[Stored entries]
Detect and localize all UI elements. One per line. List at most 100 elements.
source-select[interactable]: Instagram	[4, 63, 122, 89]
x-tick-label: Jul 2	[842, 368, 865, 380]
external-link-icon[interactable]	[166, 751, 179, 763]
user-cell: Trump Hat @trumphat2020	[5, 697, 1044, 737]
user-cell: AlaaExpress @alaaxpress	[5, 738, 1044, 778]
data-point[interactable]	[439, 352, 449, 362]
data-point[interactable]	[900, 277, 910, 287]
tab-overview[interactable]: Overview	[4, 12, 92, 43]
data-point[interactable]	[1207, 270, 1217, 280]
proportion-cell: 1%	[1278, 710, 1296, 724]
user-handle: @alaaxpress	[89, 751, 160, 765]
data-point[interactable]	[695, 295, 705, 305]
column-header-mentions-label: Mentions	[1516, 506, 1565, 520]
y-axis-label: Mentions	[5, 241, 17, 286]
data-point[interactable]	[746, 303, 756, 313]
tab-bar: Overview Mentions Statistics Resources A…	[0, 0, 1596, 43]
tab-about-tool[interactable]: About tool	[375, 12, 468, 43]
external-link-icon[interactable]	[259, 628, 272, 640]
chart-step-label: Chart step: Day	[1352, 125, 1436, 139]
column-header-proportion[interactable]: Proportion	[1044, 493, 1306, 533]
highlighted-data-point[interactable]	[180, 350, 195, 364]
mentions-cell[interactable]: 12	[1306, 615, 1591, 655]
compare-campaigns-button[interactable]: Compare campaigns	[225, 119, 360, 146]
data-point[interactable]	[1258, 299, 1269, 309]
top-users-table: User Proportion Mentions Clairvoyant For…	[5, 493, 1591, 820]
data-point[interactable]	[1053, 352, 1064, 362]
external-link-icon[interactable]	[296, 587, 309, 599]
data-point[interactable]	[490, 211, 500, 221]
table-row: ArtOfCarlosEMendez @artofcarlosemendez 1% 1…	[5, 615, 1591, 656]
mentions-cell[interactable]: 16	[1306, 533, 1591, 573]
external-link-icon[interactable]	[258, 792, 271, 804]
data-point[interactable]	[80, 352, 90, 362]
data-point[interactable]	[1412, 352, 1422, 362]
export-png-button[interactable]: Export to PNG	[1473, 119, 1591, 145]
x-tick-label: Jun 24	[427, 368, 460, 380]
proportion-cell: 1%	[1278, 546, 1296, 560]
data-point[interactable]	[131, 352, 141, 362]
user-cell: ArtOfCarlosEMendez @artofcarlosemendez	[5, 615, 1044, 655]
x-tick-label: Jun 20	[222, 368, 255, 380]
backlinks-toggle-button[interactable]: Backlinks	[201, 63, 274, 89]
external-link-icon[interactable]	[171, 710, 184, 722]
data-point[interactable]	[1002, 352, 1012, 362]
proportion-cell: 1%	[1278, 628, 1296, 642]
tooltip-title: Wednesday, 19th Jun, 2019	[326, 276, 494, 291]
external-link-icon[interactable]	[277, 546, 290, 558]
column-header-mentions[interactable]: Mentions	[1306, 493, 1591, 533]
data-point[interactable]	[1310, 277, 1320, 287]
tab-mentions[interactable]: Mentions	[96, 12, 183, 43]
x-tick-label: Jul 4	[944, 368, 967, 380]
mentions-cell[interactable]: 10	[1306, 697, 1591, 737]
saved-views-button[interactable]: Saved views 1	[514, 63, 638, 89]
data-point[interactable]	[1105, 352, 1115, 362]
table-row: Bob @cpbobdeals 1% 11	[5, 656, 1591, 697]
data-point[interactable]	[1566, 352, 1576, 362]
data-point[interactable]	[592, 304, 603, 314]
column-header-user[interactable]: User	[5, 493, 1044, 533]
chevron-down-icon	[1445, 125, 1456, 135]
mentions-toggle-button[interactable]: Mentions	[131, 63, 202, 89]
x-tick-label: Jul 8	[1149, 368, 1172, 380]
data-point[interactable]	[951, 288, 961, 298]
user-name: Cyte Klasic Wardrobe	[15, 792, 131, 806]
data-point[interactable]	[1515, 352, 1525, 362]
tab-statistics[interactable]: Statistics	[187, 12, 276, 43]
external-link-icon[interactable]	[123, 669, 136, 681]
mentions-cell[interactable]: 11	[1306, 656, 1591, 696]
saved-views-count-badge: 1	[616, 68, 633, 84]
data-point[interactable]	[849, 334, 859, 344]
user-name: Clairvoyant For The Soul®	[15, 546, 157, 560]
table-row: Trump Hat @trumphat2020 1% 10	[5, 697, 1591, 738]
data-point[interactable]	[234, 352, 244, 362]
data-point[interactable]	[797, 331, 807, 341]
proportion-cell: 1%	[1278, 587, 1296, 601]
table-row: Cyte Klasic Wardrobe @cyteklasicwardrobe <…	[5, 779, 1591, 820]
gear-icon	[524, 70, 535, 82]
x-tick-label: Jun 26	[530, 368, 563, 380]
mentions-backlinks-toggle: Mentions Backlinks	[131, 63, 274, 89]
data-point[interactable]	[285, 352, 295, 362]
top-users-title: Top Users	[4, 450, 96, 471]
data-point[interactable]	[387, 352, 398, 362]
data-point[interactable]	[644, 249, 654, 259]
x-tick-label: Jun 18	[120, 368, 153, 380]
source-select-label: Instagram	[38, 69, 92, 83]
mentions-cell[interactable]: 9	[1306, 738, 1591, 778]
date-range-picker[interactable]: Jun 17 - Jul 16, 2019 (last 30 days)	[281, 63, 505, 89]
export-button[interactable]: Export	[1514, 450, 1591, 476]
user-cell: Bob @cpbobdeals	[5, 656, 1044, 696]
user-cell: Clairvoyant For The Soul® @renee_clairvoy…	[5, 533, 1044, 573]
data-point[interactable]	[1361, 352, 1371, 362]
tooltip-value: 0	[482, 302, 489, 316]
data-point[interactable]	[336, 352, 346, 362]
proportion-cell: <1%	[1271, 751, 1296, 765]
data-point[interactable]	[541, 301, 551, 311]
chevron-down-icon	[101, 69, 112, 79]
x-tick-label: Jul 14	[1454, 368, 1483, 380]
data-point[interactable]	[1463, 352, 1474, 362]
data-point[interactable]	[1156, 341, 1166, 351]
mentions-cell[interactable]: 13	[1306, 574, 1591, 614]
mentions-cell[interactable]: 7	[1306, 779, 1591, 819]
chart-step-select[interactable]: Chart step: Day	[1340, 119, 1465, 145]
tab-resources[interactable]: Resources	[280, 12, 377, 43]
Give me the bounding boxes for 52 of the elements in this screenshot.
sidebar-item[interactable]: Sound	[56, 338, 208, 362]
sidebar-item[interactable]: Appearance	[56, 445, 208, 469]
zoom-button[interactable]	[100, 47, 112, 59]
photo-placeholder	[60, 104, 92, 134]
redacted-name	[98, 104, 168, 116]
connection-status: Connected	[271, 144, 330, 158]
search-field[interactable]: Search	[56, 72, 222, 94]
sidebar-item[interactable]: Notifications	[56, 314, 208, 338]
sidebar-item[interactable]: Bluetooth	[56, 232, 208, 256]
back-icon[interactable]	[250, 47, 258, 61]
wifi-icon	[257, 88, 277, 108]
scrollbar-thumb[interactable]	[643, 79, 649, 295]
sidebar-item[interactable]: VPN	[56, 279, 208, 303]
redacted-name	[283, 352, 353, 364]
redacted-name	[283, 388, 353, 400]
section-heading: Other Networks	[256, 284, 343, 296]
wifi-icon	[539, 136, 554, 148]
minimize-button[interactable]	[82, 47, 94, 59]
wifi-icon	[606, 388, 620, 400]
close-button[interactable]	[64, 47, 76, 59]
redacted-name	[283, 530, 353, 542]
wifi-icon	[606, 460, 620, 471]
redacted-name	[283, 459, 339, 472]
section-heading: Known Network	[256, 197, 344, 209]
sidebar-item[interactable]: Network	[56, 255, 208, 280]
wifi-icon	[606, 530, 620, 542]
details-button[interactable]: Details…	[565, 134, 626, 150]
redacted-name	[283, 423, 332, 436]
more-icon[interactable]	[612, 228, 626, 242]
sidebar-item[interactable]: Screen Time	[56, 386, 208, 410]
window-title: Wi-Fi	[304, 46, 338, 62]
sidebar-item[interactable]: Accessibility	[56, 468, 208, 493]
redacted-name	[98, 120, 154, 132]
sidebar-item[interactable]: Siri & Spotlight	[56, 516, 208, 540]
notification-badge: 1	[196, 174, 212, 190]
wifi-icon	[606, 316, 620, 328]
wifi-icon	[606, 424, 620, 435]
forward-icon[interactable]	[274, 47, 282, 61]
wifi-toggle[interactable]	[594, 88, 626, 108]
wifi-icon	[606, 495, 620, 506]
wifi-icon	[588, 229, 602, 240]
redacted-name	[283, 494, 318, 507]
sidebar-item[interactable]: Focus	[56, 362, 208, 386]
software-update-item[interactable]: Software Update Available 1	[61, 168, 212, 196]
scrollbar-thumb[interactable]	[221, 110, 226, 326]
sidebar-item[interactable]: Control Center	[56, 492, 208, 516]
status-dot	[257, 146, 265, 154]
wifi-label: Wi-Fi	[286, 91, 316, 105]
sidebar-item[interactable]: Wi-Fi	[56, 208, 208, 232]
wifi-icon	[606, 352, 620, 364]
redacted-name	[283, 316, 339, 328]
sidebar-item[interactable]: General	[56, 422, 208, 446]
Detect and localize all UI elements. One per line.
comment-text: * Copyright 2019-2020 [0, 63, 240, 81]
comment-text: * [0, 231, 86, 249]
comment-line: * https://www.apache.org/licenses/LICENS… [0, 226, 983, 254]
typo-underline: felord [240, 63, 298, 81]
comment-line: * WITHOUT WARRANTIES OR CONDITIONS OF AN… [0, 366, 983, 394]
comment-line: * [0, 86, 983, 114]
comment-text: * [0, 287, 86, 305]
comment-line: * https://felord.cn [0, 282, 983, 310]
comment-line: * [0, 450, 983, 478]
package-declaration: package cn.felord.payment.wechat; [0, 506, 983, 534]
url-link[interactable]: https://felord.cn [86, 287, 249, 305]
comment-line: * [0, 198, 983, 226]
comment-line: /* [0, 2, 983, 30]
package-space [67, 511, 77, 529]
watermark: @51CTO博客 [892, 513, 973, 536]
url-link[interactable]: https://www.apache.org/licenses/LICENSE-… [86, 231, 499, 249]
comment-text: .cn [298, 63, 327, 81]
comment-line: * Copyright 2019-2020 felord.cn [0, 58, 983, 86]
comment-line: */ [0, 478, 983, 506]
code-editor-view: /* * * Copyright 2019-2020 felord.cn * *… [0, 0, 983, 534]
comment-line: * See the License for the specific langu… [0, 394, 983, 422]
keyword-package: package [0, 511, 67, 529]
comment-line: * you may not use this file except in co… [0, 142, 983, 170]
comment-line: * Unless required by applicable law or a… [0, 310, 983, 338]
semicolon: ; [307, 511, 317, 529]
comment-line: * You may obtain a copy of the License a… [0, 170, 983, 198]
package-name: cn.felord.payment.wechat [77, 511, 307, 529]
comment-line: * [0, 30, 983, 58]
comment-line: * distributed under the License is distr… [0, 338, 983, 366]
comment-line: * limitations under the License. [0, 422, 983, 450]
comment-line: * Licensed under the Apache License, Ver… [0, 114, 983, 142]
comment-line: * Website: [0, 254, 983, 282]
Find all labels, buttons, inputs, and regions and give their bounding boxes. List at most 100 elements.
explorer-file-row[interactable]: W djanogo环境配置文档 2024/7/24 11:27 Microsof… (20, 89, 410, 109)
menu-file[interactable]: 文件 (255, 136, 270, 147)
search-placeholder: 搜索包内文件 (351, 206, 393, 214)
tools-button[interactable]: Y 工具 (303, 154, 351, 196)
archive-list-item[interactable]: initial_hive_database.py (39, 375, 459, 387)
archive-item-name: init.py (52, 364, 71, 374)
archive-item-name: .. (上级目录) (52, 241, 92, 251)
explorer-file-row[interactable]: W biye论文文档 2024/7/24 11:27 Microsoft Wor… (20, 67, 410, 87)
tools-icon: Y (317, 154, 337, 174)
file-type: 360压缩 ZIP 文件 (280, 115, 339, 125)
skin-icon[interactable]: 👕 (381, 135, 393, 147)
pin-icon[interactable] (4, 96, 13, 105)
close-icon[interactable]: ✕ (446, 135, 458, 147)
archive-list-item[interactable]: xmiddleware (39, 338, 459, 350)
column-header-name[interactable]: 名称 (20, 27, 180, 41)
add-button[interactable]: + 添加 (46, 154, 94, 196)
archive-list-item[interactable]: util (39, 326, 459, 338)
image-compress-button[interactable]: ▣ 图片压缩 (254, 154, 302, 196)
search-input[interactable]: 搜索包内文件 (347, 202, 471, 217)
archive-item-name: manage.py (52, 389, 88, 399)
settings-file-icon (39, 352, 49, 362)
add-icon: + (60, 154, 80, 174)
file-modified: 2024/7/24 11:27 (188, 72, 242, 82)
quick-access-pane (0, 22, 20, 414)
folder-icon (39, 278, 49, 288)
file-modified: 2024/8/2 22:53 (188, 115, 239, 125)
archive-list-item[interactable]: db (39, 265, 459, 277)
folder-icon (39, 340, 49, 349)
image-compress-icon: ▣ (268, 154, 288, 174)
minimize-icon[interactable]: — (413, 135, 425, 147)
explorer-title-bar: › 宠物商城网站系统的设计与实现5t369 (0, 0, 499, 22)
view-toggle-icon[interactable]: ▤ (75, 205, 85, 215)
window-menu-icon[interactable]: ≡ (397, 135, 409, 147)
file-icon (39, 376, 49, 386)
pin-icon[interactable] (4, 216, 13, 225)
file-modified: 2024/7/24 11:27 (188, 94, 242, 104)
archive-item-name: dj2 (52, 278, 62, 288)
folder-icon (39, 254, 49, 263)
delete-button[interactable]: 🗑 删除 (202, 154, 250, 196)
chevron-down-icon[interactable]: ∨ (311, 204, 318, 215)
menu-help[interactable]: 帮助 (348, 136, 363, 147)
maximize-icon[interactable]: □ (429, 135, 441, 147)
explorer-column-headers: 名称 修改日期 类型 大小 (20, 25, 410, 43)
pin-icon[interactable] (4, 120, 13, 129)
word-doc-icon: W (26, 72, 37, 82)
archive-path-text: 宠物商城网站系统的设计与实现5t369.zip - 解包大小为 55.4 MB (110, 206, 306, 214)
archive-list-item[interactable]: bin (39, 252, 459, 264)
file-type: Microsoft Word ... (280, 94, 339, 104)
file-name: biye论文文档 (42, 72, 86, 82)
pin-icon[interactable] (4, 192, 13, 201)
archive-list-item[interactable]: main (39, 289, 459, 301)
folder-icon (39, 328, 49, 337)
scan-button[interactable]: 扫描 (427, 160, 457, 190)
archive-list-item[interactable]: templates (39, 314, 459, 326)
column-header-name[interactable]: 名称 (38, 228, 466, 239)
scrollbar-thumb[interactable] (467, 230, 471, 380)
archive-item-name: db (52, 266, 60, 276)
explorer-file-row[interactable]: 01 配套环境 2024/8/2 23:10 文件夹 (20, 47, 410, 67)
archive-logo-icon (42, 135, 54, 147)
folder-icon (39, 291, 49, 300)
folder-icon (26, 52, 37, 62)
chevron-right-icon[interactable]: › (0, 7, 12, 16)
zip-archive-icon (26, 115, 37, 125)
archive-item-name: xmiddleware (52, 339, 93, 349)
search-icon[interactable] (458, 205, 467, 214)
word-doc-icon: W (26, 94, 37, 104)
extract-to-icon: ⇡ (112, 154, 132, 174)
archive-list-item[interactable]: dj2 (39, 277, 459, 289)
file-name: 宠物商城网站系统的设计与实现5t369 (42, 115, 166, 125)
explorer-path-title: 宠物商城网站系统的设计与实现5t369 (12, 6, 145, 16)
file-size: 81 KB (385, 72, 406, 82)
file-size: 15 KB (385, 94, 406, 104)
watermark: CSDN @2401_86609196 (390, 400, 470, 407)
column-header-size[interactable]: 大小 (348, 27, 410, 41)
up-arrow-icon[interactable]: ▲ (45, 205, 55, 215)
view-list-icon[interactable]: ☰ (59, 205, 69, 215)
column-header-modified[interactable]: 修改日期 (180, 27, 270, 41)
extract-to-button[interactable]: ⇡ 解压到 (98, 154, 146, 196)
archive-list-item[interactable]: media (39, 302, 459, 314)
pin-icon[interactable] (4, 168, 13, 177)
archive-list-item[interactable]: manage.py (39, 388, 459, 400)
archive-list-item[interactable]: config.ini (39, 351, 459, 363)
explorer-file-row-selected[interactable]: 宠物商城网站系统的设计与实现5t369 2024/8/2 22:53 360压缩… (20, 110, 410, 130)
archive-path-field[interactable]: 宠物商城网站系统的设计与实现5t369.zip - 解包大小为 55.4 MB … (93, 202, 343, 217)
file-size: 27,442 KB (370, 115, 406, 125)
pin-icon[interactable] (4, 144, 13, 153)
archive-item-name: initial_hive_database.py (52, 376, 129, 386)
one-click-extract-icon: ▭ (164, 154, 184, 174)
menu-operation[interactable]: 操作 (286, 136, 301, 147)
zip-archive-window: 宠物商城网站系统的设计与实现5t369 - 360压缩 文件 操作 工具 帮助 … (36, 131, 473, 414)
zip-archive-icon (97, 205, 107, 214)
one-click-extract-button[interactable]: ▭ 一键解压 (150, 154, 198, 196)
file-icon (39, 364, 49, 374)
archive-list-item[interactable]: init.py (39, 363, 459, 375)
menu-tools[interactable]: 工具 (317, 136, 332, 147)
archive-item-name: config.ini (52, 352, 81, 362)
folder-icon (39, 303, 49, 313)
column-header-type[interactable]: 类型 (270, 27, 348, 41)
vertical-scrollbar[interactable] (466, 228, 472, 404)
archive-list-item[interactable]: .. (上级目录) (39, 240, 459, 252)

Aim of the exercise: Repeat the items verbatim, starting with the first line and going on through the line that contains "352, 449, 362]".

Exercise result:
Detect and localize all UI elements. One per line. List at most 100 elements.
source-select[interactable]: Instagram	[4, 63, 122, 89]
x-tick-label: Jul 2	[842, 368, 865, 380]
external-link-icon[interactable]	[166, 751, 179, 763]
user-cell: Trump Hat @trumphat2020	[5, 697, 1044, 737]
user-cell: AlaaExpress @alaaxpress	[5, 738, 1044, 778]
data-point[interactable]	[439, 352, 449, 362]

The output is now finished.